Records for this exercise
-- Begin --

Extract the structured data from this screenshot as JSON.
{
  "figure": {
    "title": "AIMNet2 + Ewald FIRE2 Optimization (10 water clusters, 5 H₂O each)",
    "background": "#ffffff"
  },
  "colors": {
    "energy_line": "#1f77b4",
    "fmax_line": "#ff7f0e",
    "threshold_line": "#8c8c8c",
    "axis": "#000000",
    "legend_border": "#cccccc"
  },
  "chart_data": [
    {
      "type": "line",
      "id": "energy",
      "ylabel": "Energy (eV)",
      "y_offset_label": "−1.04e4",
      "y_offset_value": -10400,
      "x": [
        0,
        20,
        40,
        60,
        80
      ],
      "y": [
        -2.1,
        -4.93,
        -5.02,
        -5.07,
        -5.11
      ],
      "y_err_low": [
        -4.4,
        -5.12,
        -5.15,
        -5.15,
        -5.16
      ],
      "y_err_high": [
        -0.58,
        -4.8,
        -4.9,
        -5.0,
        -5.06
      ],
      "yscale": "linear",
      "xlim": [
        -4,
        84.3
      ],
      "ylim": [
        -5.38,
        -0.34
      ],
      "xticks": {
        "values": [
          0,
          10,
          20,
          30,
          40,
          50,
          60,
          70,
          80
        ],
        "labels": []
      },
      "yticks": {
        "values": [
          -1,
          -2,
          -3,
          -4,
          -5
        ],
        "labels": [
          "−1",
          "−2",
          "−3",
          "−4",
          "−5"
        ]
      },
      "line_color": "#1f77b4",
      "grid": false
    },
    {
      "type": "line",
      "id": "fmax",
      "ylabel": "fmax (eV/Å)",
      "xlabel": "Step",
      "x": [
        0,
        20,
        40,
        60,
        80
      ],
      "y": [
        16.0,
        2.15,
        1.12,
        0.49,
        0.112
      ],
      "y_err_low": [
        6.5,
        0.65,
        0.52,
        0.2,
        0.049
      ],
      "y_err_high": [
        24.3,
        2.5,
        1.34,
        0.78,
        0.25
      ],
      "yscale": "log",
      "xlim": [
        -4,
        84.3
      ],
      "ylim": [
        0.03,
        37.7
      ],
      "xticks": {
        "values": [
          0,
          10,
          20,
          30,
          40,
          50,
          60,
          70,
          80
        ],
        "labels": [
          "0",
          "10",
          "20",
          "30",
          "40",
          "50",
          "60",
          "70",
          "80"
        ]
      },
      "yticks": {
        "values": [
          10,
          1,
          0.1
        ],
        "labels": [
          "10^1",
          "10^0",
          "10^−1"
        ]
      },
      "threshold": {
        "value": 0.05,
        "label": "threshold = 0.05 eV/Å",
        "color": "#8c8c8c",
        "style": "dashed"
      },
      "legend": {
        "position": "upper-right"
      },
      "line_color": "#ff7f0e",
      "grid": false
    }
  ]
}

-- End --

Problem description
Retype the listing. Match it exactly.

Full solution
Extract the structured data from this screenshot as JSON.
{
  "figure": {
    "title": "AIMNet2 + Ewald FIRE2 Optimization (10 water clusters, 5 H₂O each)",
    "background": "#ffffff"
  },
  "colors": {
    "energy_line": "#1f77b4",
    "fmax_line": "#ff7f0e",
    "threshold_line": "#8c8c8c",
    "axis": "#000000",
    "legend_border": "#cccccc"
  },
  "chart_data": [
    {
      "type": "line",
      "id": "energy",
      "ylabel": "Energy (eV)",
      "y_offset_label": "−1.04e4",
      "y_offset_value": -10400,
      "x": [
        0,
        20,
        40,
        60,
        80
      ],
      "y": [
        -2.1,
        -4.93,
        -5.02,
        -5.07,
        -5.11
      ],
      "y_err_low": [
        -4.4,
        -5.12,
        -5.15,
        -5.15,
        -5.16
      ],
      "y_err_high": [
        -0.58,
        -4.8,
        -4.9,
        -5.0,
        -5.06
      ],
      "yscale": "linear",
      "xlim": [
        -4,
        84.3
      ],
      "ylim": [
        -5.38,
        -0.34
      ],
      "xticks": {
        "values": [
          0,
          10,
          20,
          30,
          40,
          50,
          60,
          70,
          80
        ],
        "labels": []
      },
      "yticks": {
        "values": [
          -1,
          -2,
          -3,
          -4,
          -5
        ],
        "labels": [
          "−1",
          "−2",
          "−3",
          "−4",
          "−5"
        ]
      },
      "line_color": "#1f77b4",
      "grid": false
    },
    {
      "type": "line",
      "id": "fmax",
      "ylabel": "fmax (eV/Å)",
      "xlabel": "Step",
      "x": [
        0,
        20,
        40,
        60,
        80
      ],
      "y": [
        16.0,
        2.15,
        1.12,
        0.49,
        0.112
      ],
      "y_err_low": [
        6.5,
        0.65,
        0.52,
        0.2,
        0.049
      ],
      "y_err_high": [
        24.3,
        2.5,
        1.34,
        0.78,
        0.25
      ],
      "yscale": "log",
      "xlim": [
        -4,
        84.3
      ],
      "ylim": [
        0.03,
        37.7
      ],
      "xticks": {
        "values": [
          0,
          10,
          20,
          30,
          40,
          50,
          60,
          70,
          80
        ],
        "labels": [
          "0",
          "10",
          "20",
          "30",
          "40",
          "50",
          "60",
          "70",
          "80"
        ]
      },
      "yticks": {
        "values": [
          10,
          1,
          0.1
        ],
        "labels": [
          "10^1",
          "10^0",
          "10^−1"
        ]
      },
      "threshold": {
        "value": 0.05,
        "label": "threshold = 0.05 eV/Å",
        "color": "#8c8c8c",
        "style": "dashed"
      },
      "legend": {
        "position": "upper-right"
      },
      "line_color": "#ff7f0e",
      "grid": false
    }
  ]
}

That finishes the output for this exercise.